GIVEN TEXT
○ ○ ○ ○
The help desk has also recently been named as a regional management organization (RMO) for the First Nation's SchoolNet program. The designation now gives the help desk the mandate to help all First Nations schools in Atlantic Canada access the necessary computer hardware and software, with about $2,000 in funding available to each school.
The help desk will be working to address the disparities in connectivity of First Nations schools.
"Connectivity is one of the biggest challenges. There are a lot of schools that, basically, as the DirecPC has become outdated and oversubscribed, the alternatives weren't great. We have several schools that basically have a 56 K dial-up to share."
Some First Nations schools located closer to a city have DSL connections, which use telephone lines to carry the signals, and three schools are wired for broadband connectivity, where cables allow several channels of signal to be carried at the same time.
The help desk's first goal is to bring all the First Nations schools in the Maritimes up to the same standard for connectivity thatis enjoyed by schools run by the provinces, Burton said.
○ ○ ○ ○
SUPPLIED INFORMATION
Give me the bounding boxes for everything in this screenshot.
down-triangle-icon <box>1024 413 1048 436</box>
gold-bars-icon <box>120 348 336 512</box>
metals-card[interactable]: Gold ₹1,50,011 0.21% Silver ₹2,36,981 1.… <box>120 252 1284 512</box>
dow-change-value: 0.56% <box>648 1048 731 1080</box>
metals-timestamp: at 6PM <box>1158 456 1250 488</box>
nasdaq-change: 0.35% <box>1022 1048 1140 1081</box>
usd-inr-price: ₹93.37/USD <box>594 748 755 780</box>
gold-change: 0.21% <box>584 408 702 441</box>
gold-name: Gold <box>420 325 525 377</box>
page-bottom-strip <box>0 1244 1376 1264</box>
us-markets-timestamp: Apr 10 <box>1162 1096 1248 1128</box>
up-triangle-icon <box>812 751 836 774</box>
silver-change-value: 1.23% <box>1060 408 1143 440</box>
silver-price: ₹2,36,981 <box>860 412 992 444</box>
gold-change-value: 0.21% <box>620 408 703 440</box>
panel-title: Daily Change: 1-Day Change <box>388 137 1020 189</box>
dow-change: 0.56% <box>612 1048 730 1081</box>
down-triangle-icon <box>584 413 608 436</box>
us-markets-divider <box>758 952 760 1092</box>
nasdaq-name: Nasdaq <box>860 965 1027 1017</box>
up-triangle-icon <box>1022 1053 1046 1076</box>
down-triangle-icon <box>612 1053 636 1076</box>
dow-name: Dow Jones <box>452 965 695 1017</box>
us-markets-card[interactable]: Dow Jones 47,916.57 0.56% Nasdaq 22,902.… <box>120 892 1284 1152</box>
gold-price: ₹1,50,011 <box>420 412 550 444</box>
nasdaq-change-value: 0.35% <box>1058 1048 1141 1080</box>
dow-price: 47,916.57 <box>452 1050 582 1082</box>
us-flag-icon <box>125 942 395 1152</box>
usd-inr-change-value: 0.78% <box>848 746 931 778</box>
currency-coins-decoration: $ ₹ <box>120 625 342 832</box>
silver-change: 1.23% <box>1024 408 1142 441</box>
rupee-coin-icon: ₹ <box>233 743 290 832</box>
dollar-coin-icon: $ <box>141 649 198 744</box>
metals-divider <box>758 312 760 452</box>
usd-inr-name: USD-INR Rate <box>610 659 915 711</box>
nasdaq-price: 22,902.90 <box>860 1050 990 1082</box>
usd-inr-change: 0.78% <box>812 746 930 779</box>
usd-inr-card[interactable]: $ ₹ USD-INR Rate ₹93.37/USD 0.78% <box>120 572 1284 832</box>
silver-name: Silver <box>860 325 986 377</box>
○ ○ ○ ○
ASSIGNMENT 1
Retype the help desk text from "The help desk will" up to and including "provinces, Burton said.".
ASSIGNMENT 2
According to the help desk text, how much funding is available to each First Nations school?
Use only the help desk text, not the entries.

RESPONSE AREA 1
The help desk will be working to address the disparities in connectivity of First Nations schools.
"Connectivity is one of the biggest challenges. There are a lot of schools that, basically, as the DirecPC has become outdated and oversubscribed, the alternatives weren't great. We have several schools that basically have a 56 K dial-up to share."
Some First Nations schools located closer to a city have DSL connections, which use telephone lines to carry the signals, and three schools are wired for broadband connectivity, where cables allow several channels of signal to be carried at the same time.
The help desk's first goal is to bring all the First Nations schools in the Maritimes up to the same standard for connectivity thatis enjoyed by schools run by the provinces, Burton said.

RESPONSE AREA 2
About $2,000.